- **DOCUMENT**:
Methods for Inferring the Phone Set of an Unwritten Language

Mark Hasegawa-Johnson; Wenda Chen; Odette Scharenborg

Abstract

In engineering applications, phones are the representation intermediate between text and speech in many text-to-speech (TTS) and speech-to-text (STT) systems. When a language has no written form, TTS and STT are no longer meaningful acronyms as there is no text; we consider instead XTS and STX, where X is some other representation that can be easily interpreted by a human user, for example, image, translation, or chat. This paper presents experimental results from two speech applications for unwritten languages: image-to-speech, and speech-to-chat. Experimental evidence from these two applications suggests that the performance of an XTS or STX application can be significantly improved by defining or inferring a phone set for the unwritten language.
Image-to-speech (ITS) is the task of generating a spoken description of an image, in a language that has no written form. ITS can be trained and tested as a neural sequence-to-sequence transduction problem, in which an input sequence of sub-images is encoded, attended, and converted into a sequence of phone symbols, from which an output audio signal can be generated. The quality of ITS output varies dramatically depending on the quality of the phone set. Cheating experiments using a known correct phone set resulted in intelligible and meaningful spoken descriptions, but experiments using a cross-language phone set, or one automatically created using unsupervised methods, do not. Extrapolating beyond current experimental results, a simulated annealing algorithm will be presented that may be capable of finding the globally optimal phone set for matching a given ITS training database.

- **CHALLENGES**:
A. Rewrite the passage of the abstract that begins at the words "In engineering applications, phones" and stops after "the unwritten language.", with "acronyms" replaced by "abbreviations".
B. According to the abstract, what kind of algorithm will be presented that may find the globally optimal phone set for an ITS training database?
C. List the examples the abstract gives of a representation X that a human user can easily interpret.
The lines after this point come from a different source than the abstract.

- **PROVIDED MATERIAL**:
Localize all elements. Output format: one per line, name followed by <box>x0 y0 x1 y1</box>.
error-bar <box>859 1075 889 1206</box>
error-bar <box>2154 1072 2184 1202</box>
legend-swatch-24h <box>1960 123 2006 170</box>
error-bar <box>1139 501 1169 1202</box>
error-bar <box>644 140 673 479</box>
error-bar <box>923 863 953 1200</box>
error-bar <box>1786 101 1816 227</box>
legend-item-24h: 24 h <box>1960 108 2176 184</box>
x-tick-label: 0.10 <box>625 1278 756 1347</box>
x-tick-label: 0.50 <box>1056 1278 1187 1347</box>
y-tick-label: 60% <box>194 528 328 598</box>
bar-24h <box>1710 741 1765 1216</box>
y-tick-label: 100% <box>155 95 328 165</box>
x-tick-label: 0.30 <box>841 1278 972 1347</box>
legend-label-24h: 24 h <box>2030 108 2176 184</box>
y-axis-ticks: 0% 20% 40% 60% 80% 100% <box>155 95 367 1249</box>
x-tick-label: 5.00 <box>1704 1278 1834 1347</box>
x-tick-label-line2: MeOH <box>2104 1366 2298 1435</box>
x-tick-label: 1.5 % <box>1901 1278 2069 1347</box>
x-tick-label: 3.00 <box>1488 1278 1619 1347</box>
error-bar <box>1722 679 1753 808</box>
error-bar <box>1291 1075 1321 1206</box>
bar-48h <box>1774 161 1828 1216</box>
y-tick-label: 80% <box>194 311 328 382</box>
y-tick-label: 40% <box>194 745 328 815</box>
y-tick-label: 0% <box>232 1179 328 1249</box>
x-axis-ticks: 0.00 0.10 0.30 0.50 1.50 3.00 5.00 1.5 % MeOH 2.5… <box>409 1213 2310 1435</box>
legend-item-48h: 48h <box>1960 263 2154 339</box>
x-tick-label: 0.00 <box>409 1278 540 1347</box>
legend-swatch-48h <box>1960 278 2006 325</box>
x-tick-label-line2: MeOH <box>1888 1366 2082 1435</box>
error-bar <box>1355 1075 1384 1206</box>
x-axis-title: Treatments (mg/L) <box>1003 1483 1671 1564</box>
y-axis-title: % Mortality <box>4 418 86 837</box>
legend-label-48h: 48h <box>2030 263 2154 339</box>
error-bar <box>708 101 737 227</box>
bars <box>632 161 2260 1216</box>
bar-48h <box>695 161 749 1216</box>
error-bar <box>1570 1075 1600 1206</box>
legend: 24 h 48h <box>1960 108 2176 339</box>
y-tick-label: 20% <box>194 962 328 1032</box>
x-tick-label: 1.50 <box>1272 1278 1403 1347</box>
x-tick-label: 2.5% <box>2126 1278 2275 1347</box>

- **OUTPUTS FOR THE TASKS**:
A.
In engineering applications, phones are the representation intermediate between text and speech in many text-to-speech (TTS) and speech-to-text (STT) systems. When a language has no written form, TTS and STT are no longer meaningful abbreviations as there is no text; we consider instead XTS and STX, where X is some other representation that can be easily interpreted by a human user, for example, image, translation, or chat. This paper presents experimental results from two speech applications for unwritten languages: image-to-speech, and speech-to-chat. Experimental evidence from these two applications suggests that the performance of an XTS or STX application can be significantly improved by defining or inferring a phone set for the unwritten language.

B. A simulated annealing algorithm.

C. Image, translation, chat